> Aim of the task: Reproduce, character for character, every line from the one holding "- watermark-small: gdz.moda: [460, 30, 543, 48]" through the last line of the items, with both of those lines included.

........

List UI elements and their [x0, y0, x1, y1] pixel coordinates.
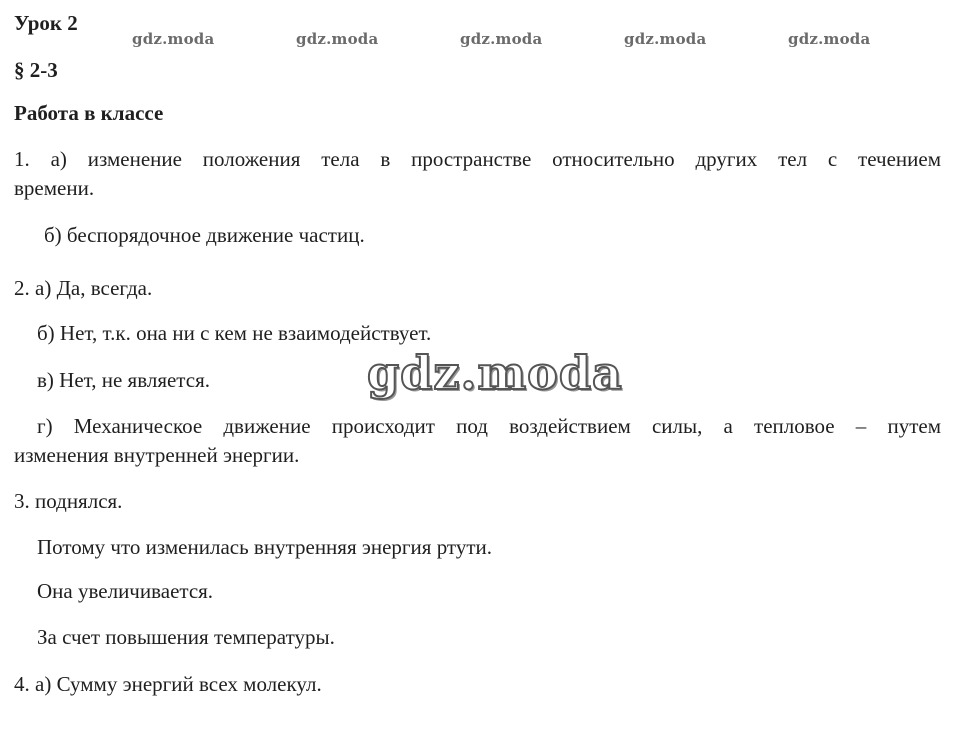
- watermark-small: gdz.moda: [460, 30, 543, 48]
- answer-4a: 4. а) Сумму энергий всех молекул.: [14, 672, 322, 696]
- watermark-small: gdz.moda: [132, 30, 215, 48]
- answer-2v: в) Нет, не является.: [37, 368, 210, 392]
- watermark-small: gdz.moda: [624, 30, 707, 48]
- answer-3: 3. поднялся.: [14, 489, 123, 513]
- answer-2a: 2. а) Да, всегда.: [14, 276, 153, 300]
- answer-1b: б) беспорядочное движение частиц.: [44, 223, 365, 247]
- answer-1a-line2: времени.: [14, 176, 95, 200]
- watermark-large: gdz.moda: [367, 346, 623, 400]
- section-subheading: Работа в классе: [14, 101, 164, 125]
- answer-2g-line1: г) Механическое движение происходит под воздействием силы, а тепловое – путем: [37, 414, 941, 438]
- answer-3-reason: За счет повышения температуры.: [37, 625, 335, 649]
- lesson-title: Урок 2: [14, 11, 78, 35]
- answer-2g-line2: изменения внутренней энергии.: [14, 443, 300, 467]
- watermark-small: gdz.moda: [296, 30, 379, 48]
- answer-2b: б) Нет, т.к. она ни с кем не взаимодействует.: [37, 321, 432, 345]
- answer-3-increase: Она увеличивается.: [37, 579, 214, 603]
- watermark-small: gdz.moda: [788, 30, 871, 48]
- answer-3-explanation: Потому что изменилась внутренняя энергия ртути.: [37, 535, 492, 559]
- section-number: § 2-3: [14, 58, 58, 82]
- answer-1a-line1: 1. а) изменение положения тела в пространстве относительно других тел с течением: [14, 147, 941, 171]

........

> Full output:
- watermark-small: gdz.moda: [460, 30, 543, 48]
- answer-4a: 4. а) Сумму энергий всех молекул.: [14, 672, 322, 696]
- watermark-small: gdz.moda: [132, 30, 215, 48]
- answer-2v: в) Нет, не является.: [37, 368, 210, 392]
- watermark-small: gdz.moda: [624, 30, 707, 48]
- answer-3: 3. поднялся.: [14, 489, 123, 513]
- answer-2a: 2. а) Да, всегда.: [14, 276, 153, 300]
- answer-1b: б) беспорядочное движение частиц.: [44, 223, 365, 247]
- answer-1a-line2: времени.: [14, 176, 95, 200]
- watermark-large: gdz.moda: [367, 346, 623, 400]
- section-subheading: Работа в классе: [14, 101, 164, 125]
- answer-2g-line1: г) Механическое движение происходит под воздействием силы, а тепловое – путем: [37, 414, 941, 438]
- answer-3-reason: За счет повышения температуры.: [37, 625, 335, 649]
- lesson-title: Урок 2: [14, 11, 78, 35]
- answer-2g-line2: изменения внутренней энергии.: [14, 443, 300, 467]
- watermark-small: gdz.moda: [296, 30, 379, 48]
- answer-2b: б) Нет, т.к. она ни с кем не взаимодействует.: [37, 321, 432, 345]
- answer-3-increase: Она увеличивается.: [37, 579, 214, 603]
- watermark-small: gdz.moda: [788, 30, 871, 48]
- answer-3-explanation: Потому что изменилась внутренняя энергия ртути.: [37, 535, 492, 559]
- section-number: § 2-3: [14, 58, 58, 82]
- answer-1a-line1: 1. а) изменение положения тела в пространстве относительно других тел с течением: [14, 147, 941, 171]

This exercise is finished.